GOAL: Pull out every line of the material below that contains the string "image", treating uppercase and lowercase as different.

========

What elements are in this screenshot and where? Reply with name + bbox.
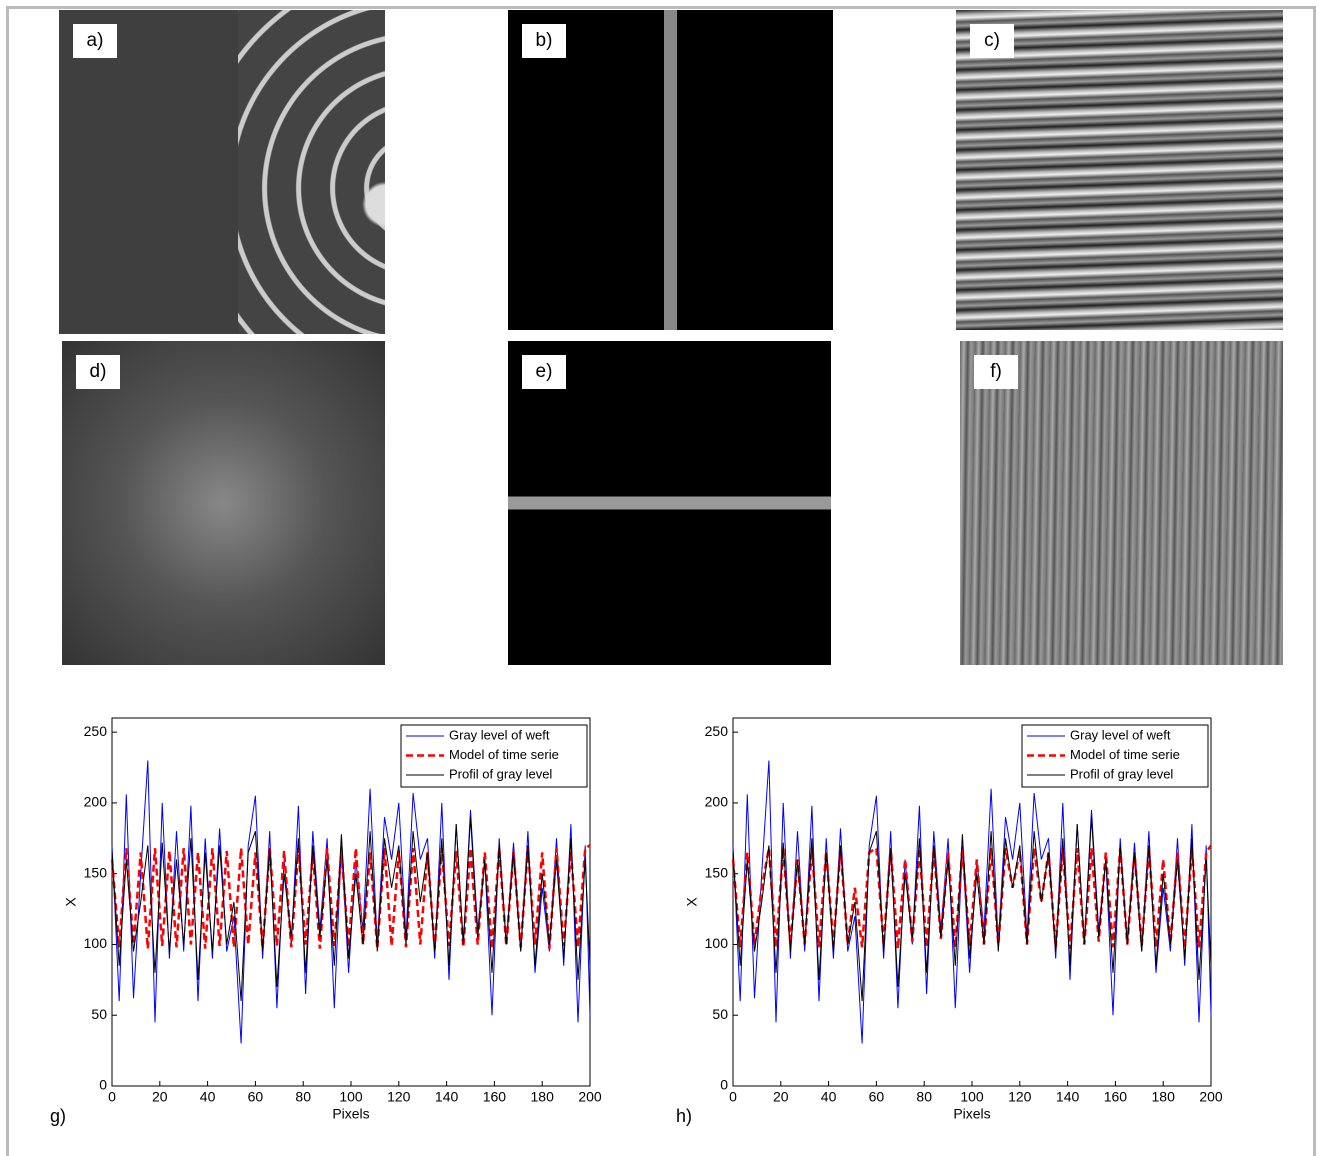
- panel-label: d): [76, 355, 120, 389]
- panel-label: b): [522, 24, 566, 58]
- legend-label: Model of time serie: [449, 747, 559, 762]
- x-tick-label: 100: [339, 1089, 363, 1105]
- x-axis-label: Pixels: [953, 1106, 990, 1122]
- legend-label: Gray level of weft: [449, 727, 550, 742]
- x-tick-label: 80: [295, 1089, 311, 1105]
- frame: [6, 6, 1316, 1156]
- y-tick-label: 150: [84, 864, 108, 880]
- x-tick-label: 40: [200, 1089, 216, 1105]
- y-tick-label: 0: [720, 1077, 728, 1093]
- x-tick-label: 180: [1152, 1089, 1176, 1105]
- series-line: [111, 817, 591, 1002]
- panel-label: g): [50, 1106, 66, 1126]
- y-tick-label: 0: [99, 1077, 107, 1093]
- legend-label: Profil of gray level: [1070, 766, 1173, 781]
- x-tick-label: 40: [821, 1089, 837, 1105]
- x-tick-label: 200: [578, 1089, 602, 1105]
- x-tick-label: 60: [869, 1089, 885, 1105]
- legend-label: Gray level of weft: [1070, 727, 1171, 742]
- x-tick-label: 140: [1056, 1089, 1080, 1105]
- y-axis-label: X: [63, 897, 79, 907]
- x-tick-label: 60: [248, 1089, 264, 1105]
- y-tick-label: 200: [84, 794, 108, 810]
- x-tick-label: 0: [729, 1089, 737, 1105]
- x-tick-label: 20: [152, 1089, 168, 1105]
- x-tick-label: 20: [773, 1089, 789, 1105]
- y-tick-label: 50: [91, 1006, 107, 1022]
- panel-label: f): [974, 355, 1018, 389]
- image-panel: c): [956, 10, 1283, 330]
- panel-label: c): [970, 24, 1014, 58]
- image-panel: e): [508, 341, 831, 665]
- x-tick-label: 100: [960, 1089, 984, 1105]
- legend-label: Profil of gray level: [449, 766, 552, 781]
- y-tick-label: 100: [84, 935, 108, 951]
- series-line: [732, 817, 1212, 1002]
- y-tick-label: 250: [84, 723, 108, 739]
- x-tick-label: 140: [435, 1089, 459, 1105]
- x-axis-label: Pixels: [332, 1106, 369, 1122]
- y-tick-label: 250: [705, 723, 729, 739]
- image-panel: d): [62, 341, 385, 665]
- legend-label: Model of time serie: [1070, 747, 1180, 762]
- y-tick-label: 50: [712, 1006, 728, 1022]
- y-tick-label: 100: [705, 935, 729, 951]
- y-tick-label: 150: [705, 864, 729, 880]
- panel-label: a): [73, 24, 117, 58]
- x-tick-label: 160: [1104, 1089, 1128, 1105]
- x-tick-label: 0: [108, 1089, 116, 1105]
- x-tick-label: 120: [387, 1089, 411, 1105]
- x-tick-label: 120: [1008, 1089, 1032, 1105]
- x-tick-label: 160: [483, 1089, 507, 1105]
- panel-label: h): [676, 1106, 692, 1126]
- y-tick-label: 200: [705, 794, 729, 810]
- panel-label: e): [522, 355, 566, 389]
- image-panel: a): [59, 10, 385, 334]
- x-tick-label: 80: [916, 1089, 932, 1105]
- y-axis-label: X: [684, 897, 700, 907]
- x-tick-label: 180: [531, 1089, 555, 1105]
- image-panel: f): [960, 341, 1283, 665]
- image-panel: b): [508, 10, 833, 330]
- x-tick-label: 200: [1199, 1089, 1223, 1105]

========

ANSWER BELOW:
- image-panel: c): [956, 10, 1283, 330]
- image-panel: e): [508, 341, 831, 665]
- image-panel: d): [62, 341, 385, 665]
- image-panel: a): [59, 10, 385, 334]
- image-panel: f): [960, 341, 1283, 665]
- image-panel: b): [508, 10, 833, 330]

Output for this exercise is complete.